§ Directions
In the material below, the lines containing the word "text" are required; copy each of them.

§ Stored entries
[start]

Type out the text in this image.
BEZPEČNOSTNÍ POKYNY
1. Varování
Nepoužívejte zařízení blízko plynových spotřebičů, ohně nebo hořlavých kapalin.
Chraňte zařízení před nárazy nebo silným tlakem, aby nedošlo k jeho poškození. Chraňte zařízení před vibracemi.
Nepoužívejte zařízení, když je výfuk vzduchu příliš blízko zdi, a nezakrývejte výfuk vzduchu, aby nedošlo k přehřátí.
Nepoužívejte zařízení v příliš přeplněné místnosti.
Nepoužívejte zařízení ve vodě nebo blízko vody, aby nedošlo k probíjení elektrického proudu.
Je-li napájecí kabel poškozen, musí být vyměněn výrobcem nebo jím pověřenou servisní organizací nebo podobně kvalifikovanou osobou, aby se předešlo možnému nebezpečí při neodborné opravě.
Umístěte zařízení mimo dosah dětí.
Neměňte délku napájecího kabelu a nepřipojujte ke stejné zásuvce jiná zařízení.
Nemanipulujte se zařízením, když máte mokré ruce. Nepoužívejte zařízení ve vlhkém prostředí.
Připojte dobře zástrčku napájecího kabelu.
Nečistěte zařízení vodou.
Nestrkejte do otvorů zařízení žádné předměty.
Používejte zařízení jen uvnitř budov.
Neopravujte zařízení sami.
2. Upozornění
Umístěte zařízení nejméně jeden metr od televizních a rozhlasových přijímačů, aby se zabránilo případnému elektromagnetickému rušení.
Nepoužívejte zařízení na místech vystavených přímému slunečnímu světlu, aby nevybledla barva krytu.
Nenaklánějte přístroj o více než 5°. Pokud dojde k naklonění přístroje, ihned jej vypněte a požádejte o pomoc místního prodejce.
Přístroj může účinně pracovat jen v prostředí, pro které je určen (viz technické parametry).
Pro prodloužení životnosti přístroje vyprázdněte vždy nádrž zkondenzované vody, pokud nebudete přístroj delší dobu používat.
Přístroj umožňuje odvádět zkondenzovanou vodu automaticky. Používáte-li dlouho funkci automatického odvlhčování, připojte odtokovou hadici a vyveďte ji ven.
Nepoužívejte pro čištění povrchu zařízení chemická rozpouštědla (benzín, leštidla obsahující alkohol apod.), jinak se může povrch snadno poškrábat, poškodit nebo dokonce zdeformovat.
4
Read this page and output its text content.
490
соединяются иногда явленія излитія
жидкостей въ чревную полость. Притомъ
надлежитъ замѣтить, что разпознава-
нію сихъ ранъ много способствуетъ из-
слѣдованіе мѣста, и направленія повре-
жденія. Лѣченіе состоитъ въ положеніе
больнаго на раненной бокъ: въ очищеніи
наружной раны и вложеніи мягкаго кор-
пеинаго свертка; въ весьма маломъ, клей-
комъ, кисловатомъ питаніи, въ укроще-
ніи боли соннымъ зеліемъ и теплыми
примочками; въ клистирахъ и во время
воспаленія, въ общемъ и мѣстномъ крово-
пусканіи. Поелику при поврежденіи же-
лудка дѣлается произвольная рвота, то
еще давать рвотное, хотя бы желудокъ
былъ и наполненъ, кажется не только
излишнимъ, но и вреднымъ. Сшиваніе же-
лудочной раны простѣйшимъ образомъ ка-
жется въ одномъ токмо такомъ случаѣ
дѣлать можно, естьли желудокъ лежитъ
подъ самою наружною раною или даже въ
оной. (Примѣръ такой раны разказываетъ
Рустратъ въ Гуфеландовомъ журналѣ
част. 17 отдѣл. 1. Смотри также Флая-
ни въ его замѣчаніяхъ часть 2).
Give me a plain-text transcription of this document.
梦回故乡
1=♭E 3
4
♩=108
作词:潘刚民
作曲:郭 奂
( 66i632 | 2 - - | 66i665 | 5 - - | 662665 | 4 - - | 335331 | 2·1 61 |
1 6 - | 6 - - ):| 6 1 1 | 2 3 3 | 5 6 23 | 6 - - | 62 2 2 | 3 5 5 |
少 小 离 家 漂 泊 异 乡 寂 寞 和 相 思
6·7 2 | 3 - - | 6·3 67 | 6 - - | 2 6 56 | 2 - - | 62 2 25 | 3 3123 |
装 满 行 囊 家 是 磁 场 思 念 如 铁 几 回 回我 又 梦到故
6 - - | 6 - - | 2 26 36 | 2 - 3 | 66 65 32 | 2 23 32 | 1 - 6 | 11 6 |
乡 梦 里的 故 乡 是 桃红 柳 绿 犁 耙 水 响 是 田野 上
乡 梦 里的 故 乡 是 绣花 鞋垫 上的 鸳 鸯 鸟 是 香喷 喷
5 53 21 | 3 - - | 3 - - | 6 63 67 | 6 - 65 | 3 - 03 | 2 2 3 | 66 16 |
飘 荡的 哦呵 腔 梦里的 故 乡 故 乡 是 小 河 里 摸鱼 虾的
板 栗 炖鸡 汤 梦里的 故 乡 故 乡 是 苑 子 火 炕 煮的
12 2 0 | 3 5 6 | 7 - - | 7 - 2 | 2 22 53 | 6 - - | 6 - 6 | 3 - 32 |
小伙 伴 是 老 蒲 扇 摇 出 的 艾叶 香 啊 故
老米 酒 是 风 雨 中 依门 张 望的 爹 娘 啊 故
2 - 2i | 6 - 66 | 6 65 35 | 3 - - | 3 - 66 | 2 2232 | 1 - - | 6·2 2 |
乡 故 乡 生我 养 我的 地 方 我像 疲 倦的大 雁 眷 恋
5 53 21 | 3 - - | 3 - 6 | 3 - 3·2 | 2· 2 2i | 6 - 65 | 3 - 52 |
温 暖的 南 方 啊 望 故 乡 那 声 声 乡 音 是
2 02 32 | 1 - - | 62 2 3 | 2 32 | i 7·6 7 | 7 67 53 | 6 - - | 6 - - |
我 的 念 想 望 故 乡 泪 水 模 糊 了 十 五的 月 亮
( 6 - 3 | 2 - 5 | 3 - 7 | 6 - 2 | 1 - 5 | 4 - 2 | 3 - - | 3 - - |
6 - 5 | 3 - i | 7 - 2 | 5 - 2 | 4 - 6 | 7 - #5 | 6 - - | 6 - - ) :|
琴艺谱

[end]

§ Written response
Type out the text in this image.
Read this page and output its text content.
Give me a plain-text transcription of this document.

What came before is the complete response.